## Provided material:
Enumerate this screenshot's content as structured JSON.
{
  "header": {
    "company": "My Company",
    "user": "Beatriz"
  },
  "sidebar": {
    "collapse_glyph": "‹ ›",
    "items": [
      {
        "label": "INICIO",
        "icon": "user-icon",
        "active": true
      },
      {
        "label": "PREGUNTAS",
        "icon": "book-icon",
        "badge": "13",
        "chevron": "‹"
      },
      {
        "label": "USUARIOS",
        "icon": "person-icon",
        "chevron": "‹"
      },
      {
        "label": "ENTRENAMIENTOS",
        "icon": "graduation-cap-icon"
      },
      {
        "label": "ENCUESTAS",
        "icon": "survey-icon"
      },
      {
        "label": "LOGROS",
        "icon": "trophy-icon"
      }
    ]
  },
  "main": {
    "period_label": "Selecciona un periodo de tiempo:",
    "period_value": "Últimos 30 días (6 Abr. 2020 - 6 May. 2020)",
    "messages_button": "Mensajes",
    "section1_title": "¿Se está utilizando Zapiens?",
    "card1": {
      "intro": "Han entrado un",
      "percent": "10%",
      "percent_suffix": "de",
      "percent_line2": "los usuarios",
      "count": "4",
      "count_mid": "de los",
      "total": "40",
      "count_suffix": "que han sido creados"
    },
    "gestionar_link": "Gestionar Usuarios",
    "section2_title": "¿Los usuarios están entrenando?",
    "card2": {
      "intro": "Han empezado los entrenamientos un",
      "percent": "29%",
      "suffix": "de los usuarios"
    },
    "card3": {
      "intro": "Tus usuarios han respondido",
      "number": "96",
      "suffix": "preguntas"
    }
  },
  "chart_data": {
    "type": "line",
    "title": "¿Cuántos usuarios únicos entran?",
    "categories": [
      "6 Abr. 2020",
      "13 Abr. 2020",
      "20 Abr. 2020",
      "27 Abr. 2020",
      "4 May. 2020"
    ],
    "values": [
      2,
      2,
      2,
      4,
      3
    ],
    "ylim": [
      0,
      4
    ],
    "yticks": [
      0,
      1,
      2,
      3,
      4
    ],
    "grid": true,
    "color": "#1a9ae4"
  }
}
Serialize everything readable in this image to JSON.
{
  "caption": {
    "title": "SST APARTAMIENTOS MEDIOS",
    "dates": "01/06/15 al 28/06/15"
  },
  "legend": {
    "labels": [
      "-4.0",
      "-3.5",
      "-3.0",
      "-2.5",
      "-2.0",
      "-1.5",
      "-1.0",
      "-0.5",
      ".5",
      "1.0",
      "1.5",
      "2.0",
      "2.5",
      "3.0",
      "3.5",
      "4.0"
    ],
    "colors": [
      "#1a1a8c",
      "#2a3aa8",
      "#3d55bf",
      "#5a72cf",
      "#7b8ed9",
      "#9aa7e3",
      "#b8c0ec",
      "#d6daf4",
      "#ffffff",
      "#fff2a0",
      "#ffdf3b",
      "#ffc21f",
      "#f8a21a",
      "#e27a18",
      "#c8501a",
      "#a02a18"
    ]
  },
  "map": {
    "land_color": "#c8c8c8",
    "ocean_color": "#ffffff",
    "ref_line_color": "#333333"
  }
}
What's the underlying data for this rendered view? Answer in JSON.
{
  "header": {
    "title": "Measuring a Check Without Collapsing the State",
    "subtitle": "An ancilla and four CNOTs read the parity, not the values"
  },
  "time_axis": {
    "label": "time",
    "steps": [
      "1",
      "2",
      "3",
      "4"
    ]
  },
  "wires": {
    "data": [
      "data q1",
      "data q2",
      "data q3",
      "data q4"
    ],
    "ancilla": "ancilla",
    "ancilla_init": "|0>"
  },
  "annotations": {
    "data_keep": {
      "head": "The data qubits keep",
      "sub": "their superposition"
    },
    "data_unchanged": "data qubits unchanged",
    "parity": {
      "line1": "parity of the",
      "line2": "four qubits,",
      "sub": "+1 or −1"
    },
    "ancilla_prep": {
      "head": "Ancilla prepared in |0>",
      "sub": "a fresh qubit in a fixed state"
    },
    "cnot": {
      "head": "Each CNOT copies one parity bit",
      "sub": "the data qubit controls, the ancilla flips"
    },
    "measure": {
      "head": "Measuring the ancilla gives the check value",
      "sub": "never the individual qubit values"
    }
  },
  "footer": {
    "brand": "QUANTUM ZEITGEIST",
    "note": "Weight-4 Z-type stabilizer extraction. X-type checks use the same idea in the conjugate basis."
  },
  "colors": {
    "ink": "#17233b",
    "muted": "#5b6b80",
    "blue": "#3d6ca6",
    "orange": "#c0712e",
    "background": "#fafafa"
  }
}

## Given task:
Repeat the data above, word for word.

## Answer to the task:
Enumerate this screenshot's content as structured JSON.
{
  "header": {
    "company": "My Company",
    "user": "Beatriz"
  },
  "sidebar": {
    "collapse_glyph": "‹ ›",
    "items": [
      {
        "label": "INICIO",
        "icon": "user-icon",
        "active": true
      },
      {
        "label": "PREGUNTAS",
        "icon": "book-icon",
        "badge": "13",
        "chevron": "‹"
      },
      {
        "label": "USUARIOS",
        "icon": "person-icon",
        "chevron": "‹"
      },
      {
        "label": "ENTRENAMIENTOS",
        "icon": "graduation-cap-icon"
      },
      {
        "label": "ENCUESTAS",
        "icon": "survey-icon"
      },
      {
        "label": "LOGROS",
        "icon": "trophy-icon"
      }
    ]
  },
  "main": {
    "period_label": "Selecciona un periodo de tiempo:",
    "period_value": "Últimos 30 días (6 Abr. 2020 - 6 May. 2020)",
    "messages_button": "Mensajes",
    "section1_title": "¿Se está utilizando Zapiens?",
    "card1": {
      "intro": "Han entrado un",
      "percent": "10%",
      "percent_suffix": "de",
      "percent_line2": "los usuarios",
      "count": "4",
      "count_mid": "de los",
      "total": "40",
      "count_suffix": "que han sido creados"
    },
    "gestionar_link": "Gestionar Usuarios",
    "section2_title": "¿Los usuarios están entrenando?",
    "card2": {
      "intro": "Han empezado los entrenamientos un",
      "percent": "29%",
      "suffix": "de los usuarios"
    },
    "card3": {
      "intro": "Tus usuarios han respondido",
      "number": "96",
      "suffix": "preguntas"
    }
  },
  "chart_data": {
    "type": "line",
    "title": "¿Cuántos usuarios únicos entran?",
    "categories": [
      "6 Abr. 2020",
      "13 Abr. 2020",
      "20 Abr. 2020",
      "27 Abr. 2020",
      "4 May. 2020"
    ],
    "values": [
      2,
      2,
      2,
      4,
      3
    ],
    "ylim": [
      0,
      4
    ],
    "yticks": [
      0,
      1,
      2,
      3,
      4
    ],
    "grid": true,
    "color": "#1a9ae4"
  }
}
Serialize everything readable in this image to JSON.
{
  "caption": {
    "title": "SST APARTAMIENTOS MEDIOS",
    "dates": "01/06/15 al 28/06/15"
  },
  "legend": {
    "labels": [
      "-4.0",
      "-3.5",
      "-3.0",
      "-2.5",
      "-2.0",
      "-1.5",
      "-1.0",
      "-0.5",
      ".5",
      "1.0",
      "1.5",
      "2.0",
      "2.5",
      "3.0",
      "3.5",
      "4.0"
    ],
    "colors": [
      "#1a1a8c",
      "#2a3aa8",
      "#3d55bf",
      "#5a72cf",
      "#7b8ed9",
      "#9aa7e3",
      "#b8c0ec",
      "#d6daf4",
      "#ffffff",
      "#fff2a0",
      "#ffdf3b",
      "#ffc21f",
      "#f8a21a",
      "#e27a18",
      "#c8501a",
      "#a02a18"
    ]
  },
  "map": {
    "land_color": "#c8c8c8",
    "ocean_color": "#ffffff",
    "ref_line_color": "#333333"
  }
}
What's the underlying data for this rendered view? Answer in JSON.
{
  "header": {
    "title": "Measuring a Check Without Collapsing the State",
    "subtitle": "An ancilla and four CNOTs read the parity, not the values"
  },
  "time_axis": {
    "label": "time",
    "steps": [
      "1",
      "2",
      "3",
      "4"
    ]
  },
  "wires": {
    "data": [
      "data q1",
      "data q2",
      "data q3",
      "data q4"
    ],
    "ancilla": "ancilla",
    "ancilla_init": "|0>"
  },
  "annotations": {
    "data_keep": {
      "head": "The data qubits keep",
      "sub": "their superposition"
    },
    "data_unchanged": "data qubits unchanged",
    "parity": {
      "line1": "parity of the",
      "line2": "four qubits,",
      "sub": "+1 or −1"
    },
    "ancilla_prep": {
      "head": "Ancilla prepared in |0>",
      "sub": "a fresh qubit in a fixed state"
    },
    "cnot": {
      "head": "Each CNOT copies one parity bit",
      "sub": "the data qubit controls, the ancilla flips"
    },
    "measure": {
      "head": "Measuring the ancilla gives the check value",
      "sub": "never the individual qubit values"
    }
  },
  "footer": {
    "brand": "QUANTUM ZEITGEIST",
    "note": "Weight-4 Z-type stabilizer extraction. X-type checks use the same idea in the conjugate basis."
  },
  "colors": {
    "ink": "#17233b",
    "muted": "#5b6b80",
    "blue": "#3d6ca6",
    "orange": "#c0712e",
    "background": "#fafafa"
  }
}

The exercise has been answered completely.